--- EXCERPT ---
The new NBA All-Star Game format will see each conference’s leading vote-getter assemble a lineup from proficient veterans and newcomers alike.
The NBA has announced the 24 players who’ll be All-Stars this season, but we still don’t know which players will be playing for which team. That mystery will be solved Thursday, when the league announces the rosters after captains LeBron James and Stephen Curry make their selections in a secret draft.
Despite calls from fans, coaches and even some players for the league to televise the draft — or at least make the pick order public after the fact — the league hasn’t budged from its stance that the All-Star draft will be conducted in private. But that doesn’t mean we can’t have some fun.
Using the same rules that James and Curry will follow when they draft, we’ve picked our teams from the pool of players to recreate what might be happening behind closed doors. For those unfamiliar with the rules of the draft, here’s a quick refresher:
As the top vote-getter among the starters, LeBron James will serve as one captain and will have the first overall pick.

--- EXERCISE REQUIREMENTS ---
(1) Reproduce the passage of the NBA All-Star draft article starting at "The new NBA" and ending at "have some fun.".
(2) For each statement, say yes or no according to the NBA All-Star draft article, and quote the words that decide it: (a) The league plans to televise the All-Star draft. (b) LeBron James will have the first overall pick. (c) The NBA has announced 24 All-Star players for this season.
(3) Extend the NBA All-Star draft article past its final sentence.
The items that follow have nothing to do with the NBA All-Star draft article.

--- DATA SECTION ---
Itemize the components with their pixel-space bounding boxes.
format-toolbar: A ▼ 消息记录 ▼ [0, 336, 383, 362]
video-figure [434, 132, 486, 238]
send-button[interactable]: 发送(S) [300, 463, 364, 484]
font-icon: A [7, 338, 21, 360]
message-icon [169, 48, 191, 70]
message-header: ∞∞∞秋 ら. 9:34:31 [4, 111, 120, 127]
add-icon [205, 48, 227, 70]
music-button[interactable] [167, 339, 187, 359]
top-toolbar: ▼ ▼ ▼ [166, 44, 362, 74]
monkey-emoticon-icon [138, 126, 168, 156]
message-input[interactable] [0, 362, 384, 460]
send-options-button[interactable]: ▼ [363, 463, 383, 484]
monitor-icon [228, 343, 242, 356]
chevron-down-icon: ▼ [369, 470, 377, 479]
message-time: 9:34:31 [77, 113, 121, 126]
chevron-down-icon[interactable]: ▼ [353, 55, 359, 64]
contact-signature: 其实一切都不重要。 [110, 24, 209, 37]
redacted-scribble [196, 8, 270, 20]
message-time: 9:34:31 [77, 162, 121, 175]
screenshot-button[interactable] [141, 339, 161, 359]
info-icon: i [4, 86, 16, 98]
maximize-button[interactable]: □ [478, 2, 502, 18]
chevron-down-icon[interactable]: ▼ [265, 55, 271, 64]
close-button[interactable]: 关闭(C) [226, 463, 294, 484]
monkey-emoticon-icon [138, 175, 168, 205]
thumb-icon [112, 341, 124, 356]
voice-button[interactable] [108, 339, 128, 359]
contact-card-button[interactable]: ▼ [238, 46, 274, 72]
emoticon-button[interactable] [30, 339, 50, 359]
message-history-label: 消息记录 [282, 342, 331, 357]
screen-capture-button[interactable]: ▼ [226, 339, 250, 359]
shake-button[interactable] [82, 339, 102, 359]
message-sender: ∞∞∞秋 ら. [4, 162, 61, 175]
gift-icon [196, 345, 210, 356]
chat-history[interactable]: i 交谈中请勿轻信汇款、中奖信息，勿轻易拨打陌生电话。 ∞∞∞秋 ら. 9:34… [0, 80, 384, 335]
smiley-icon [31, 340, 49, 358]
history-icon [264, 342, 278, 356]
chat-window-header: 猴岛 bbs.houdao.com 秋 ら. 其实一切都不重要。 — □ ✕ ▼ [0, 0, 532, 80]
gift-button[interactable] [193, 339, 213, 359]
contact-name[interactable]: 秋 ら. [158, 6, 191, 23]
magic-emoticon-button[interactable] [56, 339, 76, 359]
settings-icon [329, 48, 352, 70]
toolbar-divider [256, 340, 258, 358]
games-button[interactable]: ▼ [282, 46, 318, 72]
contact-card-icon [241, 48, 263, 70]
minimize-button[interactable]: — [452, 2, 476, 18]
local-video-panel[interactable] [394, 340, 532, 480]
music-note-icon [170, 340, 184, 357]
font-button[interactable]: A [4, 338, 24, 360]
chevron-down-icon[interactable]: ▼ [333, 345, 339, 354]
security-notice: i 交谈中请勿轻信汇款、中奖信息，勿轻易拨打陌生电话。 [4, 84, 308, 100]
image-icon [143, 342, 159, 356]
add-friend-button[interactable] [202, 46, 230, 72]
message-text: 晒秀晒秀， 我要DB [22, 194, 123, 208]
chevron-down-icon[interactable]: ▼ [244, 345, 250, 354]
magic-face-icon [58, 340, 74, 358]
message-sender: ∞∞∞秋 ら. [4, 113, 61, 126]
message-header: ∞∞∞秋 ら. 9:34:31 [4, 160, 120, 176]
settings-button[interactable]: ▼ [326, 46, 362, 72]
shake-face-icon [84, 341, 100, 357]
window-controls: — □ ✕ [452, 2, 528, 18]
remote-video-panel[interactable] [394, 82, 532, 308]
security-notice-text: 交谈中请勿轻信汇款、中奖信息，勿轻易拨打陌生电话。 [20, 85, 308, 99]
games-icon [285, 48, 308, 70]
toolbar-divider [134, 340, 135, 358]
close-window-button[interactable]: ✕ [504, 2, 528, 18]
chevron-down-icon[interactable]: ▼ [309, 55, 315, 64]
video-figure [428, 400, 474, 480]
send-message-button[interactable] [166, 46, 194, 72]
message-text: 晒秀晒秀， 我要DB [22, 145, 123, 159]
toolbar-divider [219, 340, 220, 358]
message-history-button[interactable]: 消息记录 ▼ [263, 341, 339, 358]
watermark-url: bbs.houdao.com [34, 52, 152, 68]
==
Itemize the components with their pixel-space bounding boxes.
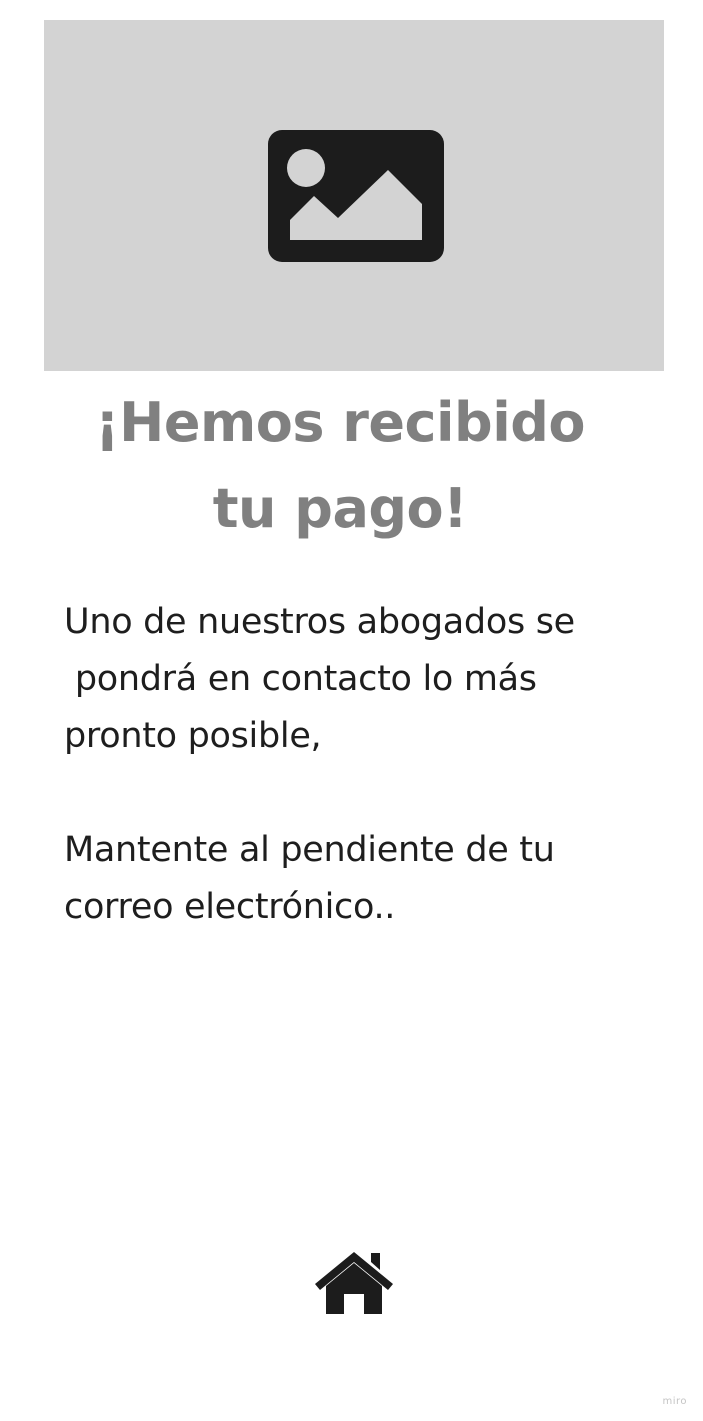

--- WRITTEN ANSWERS ---
(1)
The new NBA All-Star Game format will see each conference’s leading vote-getter assemble a lineup from proficient veterans and newcomers alike.
The NBA has announced the 24 players who’ll be All-Stars this season, but we still don’t know which players will be playing for which team. That mystery will be solved Thursday, when the league announces the rosters after captains LeBron James and Stephen Curry make their selections in a secret draft.
Despite calls from fans, coaches and even some players for the league to televise the draft — or at least make the pick order public after the fact — the league hasn’t budged from its stance that the All-Star draft will be conducted in private. But that doesn’t mean we can’t have some fun.

(2)
(a) No: "the league hasn’t budged from its stance that the All-Star draft will be conducted in private."
(b) Yes: "LeBron James will serve as one captain and will have the first overall pick."
(c) Yes: "The NBA has announced the 24 players who’ll be All-Stars this season"

(3)
Stephen Curry, the top vote-getter from the Western Conference, will serve as the other captain and pick second.
The picks will alternate until all eight players voted in as starters by the fans, media and players have been selected.
When the draft moves on to picking from the reserves, the order will reverse. Curry will pick first, followed by James.
The captains do not need to meet any positional quotas when filling out their rosters. Curry himself has joked that he might pick nothing but guards.
Since James and Curry are a bit busy with games Tuesday night, we turned to our writers to step in for them and make their draft picks. Chris Forsberg will play the role of Curry, while Kevin Arnovitz will act as James and make the first overall pick.
On to the draft!
Drafting the starters
Arnovitz: An All-Star Game MVP in 2012, Durant has a rightful claim as the best player on the board. And a team that can feature either LeBron or KD for 48 minutes should be indomitable. Durant said Tuesday morning about potentially playing against Curry, “I’m prepared to switch out on Steph in the pick-and-roll, force him to the rim and block his shot.”
Forsberg: Tasked with defending a LeBron/Durant combination, Team Curry needs Antetokounmpo’s length and motivation to shine on a big stage. More importantly, Curry ensures he doesn’t get dunked on by the Greek Freak two years in a row.
Arnovitz: We’re not going to let a little grudge get in the way of exhibition basketball, are we? Shot-making is king in the All-Star Game, and Irving is the game’s best virtuoso finisher.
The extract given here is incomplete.